TO BE DONE:
Find every line with "Springer" in it, then report how many there are and nothing more.

EXCERPTED RECORDS start

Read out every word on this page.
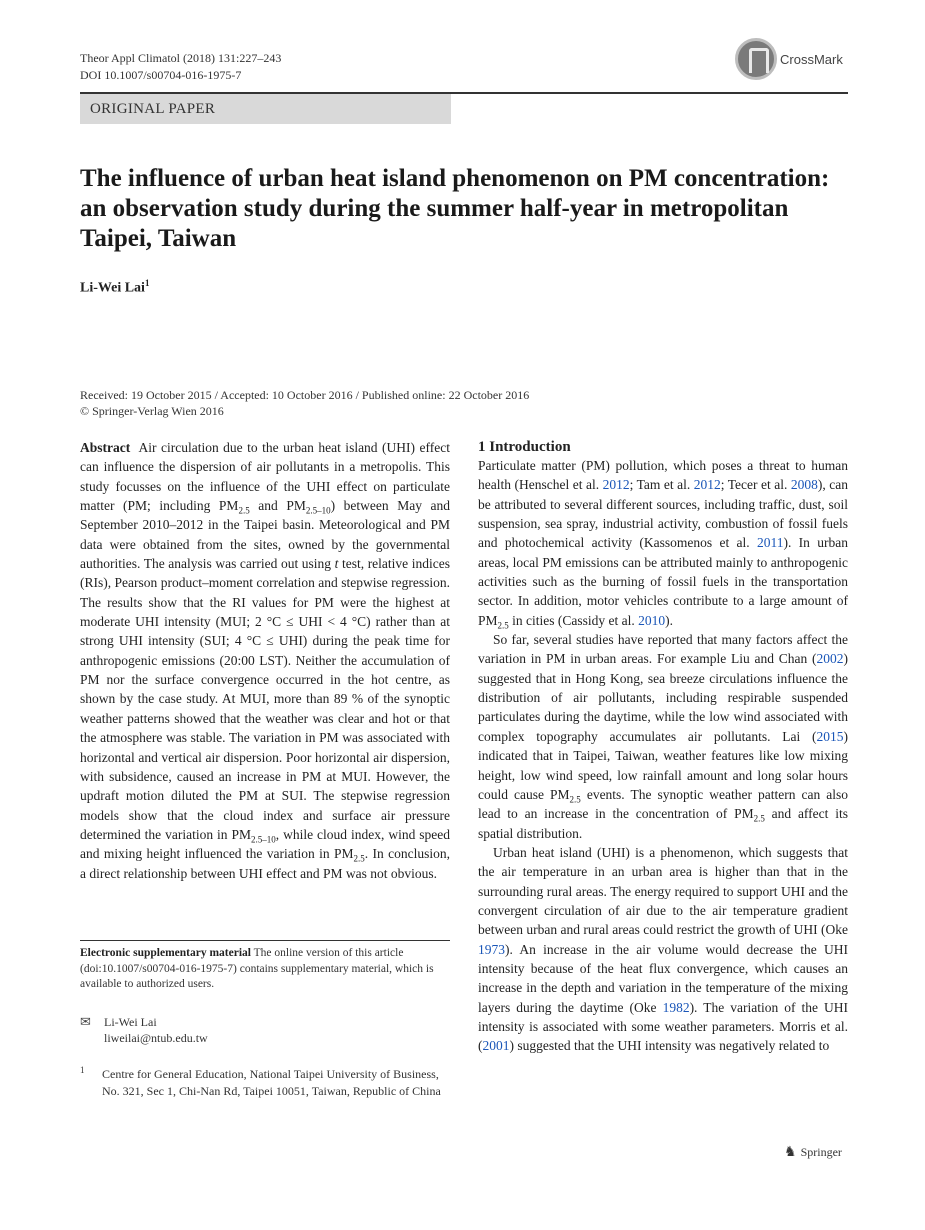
Theor Appl Climatol (2018) 131:227–243
DOI 10.1007/s00704-016-1975-7
CrossMark
ORIGINAL PAPER
The influence of urban heat island phenomenon on PM concentration: an observation study during the summer half-year in metropolitan Taipei, Taiwan
Li-Wei Lai$^1$
Received: 19 October 2015 / Accepted: 10 October 2016 / Published online: 22 October 2016
© Springer-Verlag Wien 2016

Abstract Air circulation due to the urban heat island (UHI) effect can influence the dispersion of air pollutants in a metropolis. This study focusses on the influence of the UHI effect on particulate matter (PM; including $PM_{2.5}$ and $PM_{2.5-10}$) between May and September 2010–2012 in the Taipei basin. Meteorological and PM data were obtained from the sites, owned by the governmental authorities. The analysis was carried out using t test, relative indices (RIs), Pearson product–moment correlation and stepwise regression. The results show that the RI values for PM were the highest at moderate UHI intensity (MUI; 2 °C ≤ UHI < 4 °C) rather than at strong UHI intensity (SUI; 4 °C ≤ UHI) during the peak time for anthropogenic emissions (20:00 LST). Neither the accumulation of PM nor the surface convergence occurred in the hot centre, as shown by the case study. At MUI, more than 89 % of the synoptic weather patterns showed that the weather was clear and hot or that the atmosphere was stable. The variation in PM was associated with horizontal and vertical air dispersion. Poor horizontal air dispersion, with subsidence, caused an increase in PM at MUI. However, the updraft motion diluted the PM at SUI. The stepwise regression models show that the cloud index and surface air pressure determined the variation in $PM_{2.5-10}$, while cloud index, wind speed and mixing height influenced the variation in $PM_{2.5}$. In conclusion, a direct relationship between UHI effect and PM was not obvious.

Electronic supplementary material The online version of this article (doi:10.1007/s00704-016-1975-7) contains supplementary material, which is available to authorized users.
✉	Li-Wei Lai
liweilai@ntub.edu.tw
1 Centre for General Education, National Taipei University of Business, No. 321, Sec 1, Chi-Nan Rd, Taipei 10051, Taiwan, Republic of China

1 Introduction

Particulate matter (PM) pollution, which poses a threat to human health (Henschel et al. 2012; Tam et al. 2012; Tecer et al. 2008), can be attributed to several different sources, including traffic, dust, soil suspension, sea spray, industrial activity, combustion of fossil fuels and photochemical activity (Kassomenos et al. 2011). In urban areas, local PM emissions can be attributed mainly to anthropogenic activities such as the burning of fossil fuels in the transportation sector. In addition, motor vehicles contribute to a large amount of $PM_{2.5}$ in cities (Cassidy et al. 2010).

So far, several studies have reported that many factors affect the variation in PM in urban areas. For example Liu and Chan (2002) suggested that in Hong Kong, sea breeze circulations influence the distribution of air pollutants, including respirable suspended particulates during the daytime, while the low wind associated with complex topography accumulates air pollutants. Lai (2015) indicated that in Taipei, Taiwan, weather features like low mixing height, low wind speed, low rainfall amount and long solar hours could cause $PM_{2.5}$ events. The synoptic weather pattern can also lead to an increase in the concentration of $PM_{2.5}$ and affect its spatial distribution.

Urban heat island (UHI) is a phenomenon, which suggests that the air temperature in an urban area is higher than that in the surrounding rural areas. The energy required to support UHI and the convergent circulation of air due to the air temperature gradient between urban and rural areas could restrict the growth of UHI (Oke 1973). An increase in the air volume would decrease the UHI intensity because of the heat flux convergence, which causes an increase in the depth and variation in the temperature of the mixing layers during the daytime (Oke 1982). The variation of the UHI intensity is associated with some weather parameters. Morris et al. (2001) suggested that the UHI intensity was negatively related to

♞ Springer
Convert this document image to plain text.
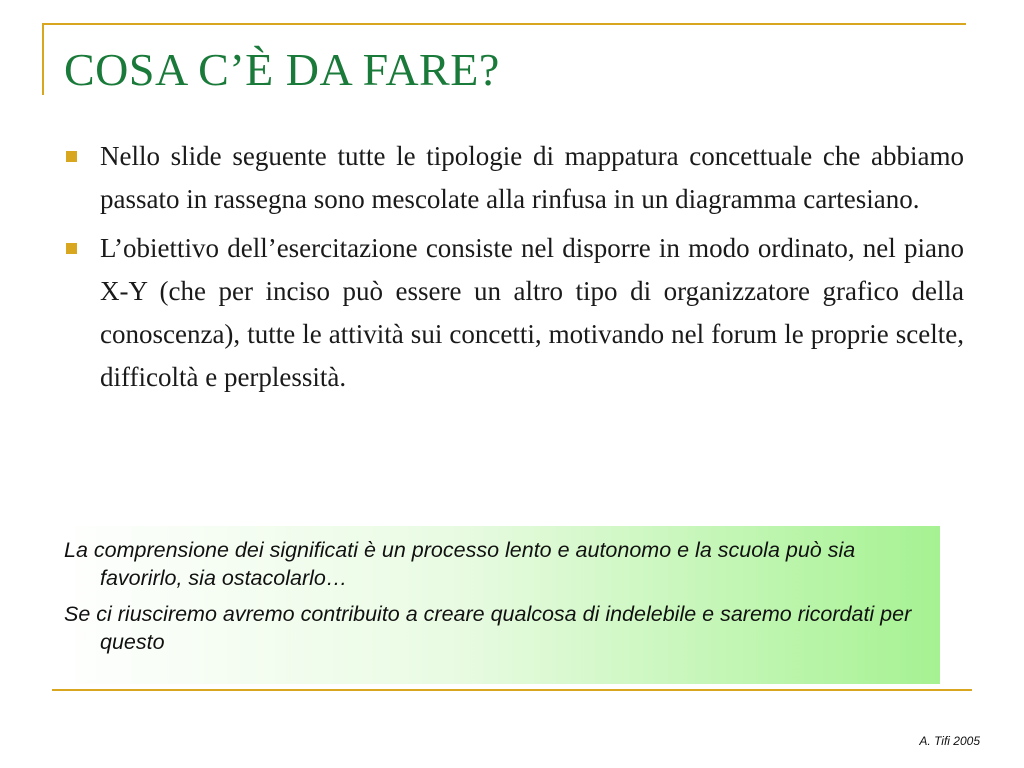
COSA C’È DA FARE?
Nello slide seguente tutte le tipologie di mappatura concettuale che abbiamo passato in rassegna sono mescolate alla rinfusa in un diagramma cartesiano.
L’obiettivo dell’esercitazione consiste nel disporre in modo ordinato, nel piano X-Y (che per inciso può essere un altro tipo di organizzatore grafico della conoscenza), tutte le attività sui concetti, motivando nel forum le proprie scelte, difficoltà e perplessità.

La comprensione dei significati è un processo lento e autonomo e la scuola può sia favorirlo, sia ostacolarlo…

Se ci riusciremo avremo contribuito a creare qualcosa di indelebile e saremo ricordati per questo

A. Tifi 2005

EXCERPTED RECORDS end

THE RESULT:
2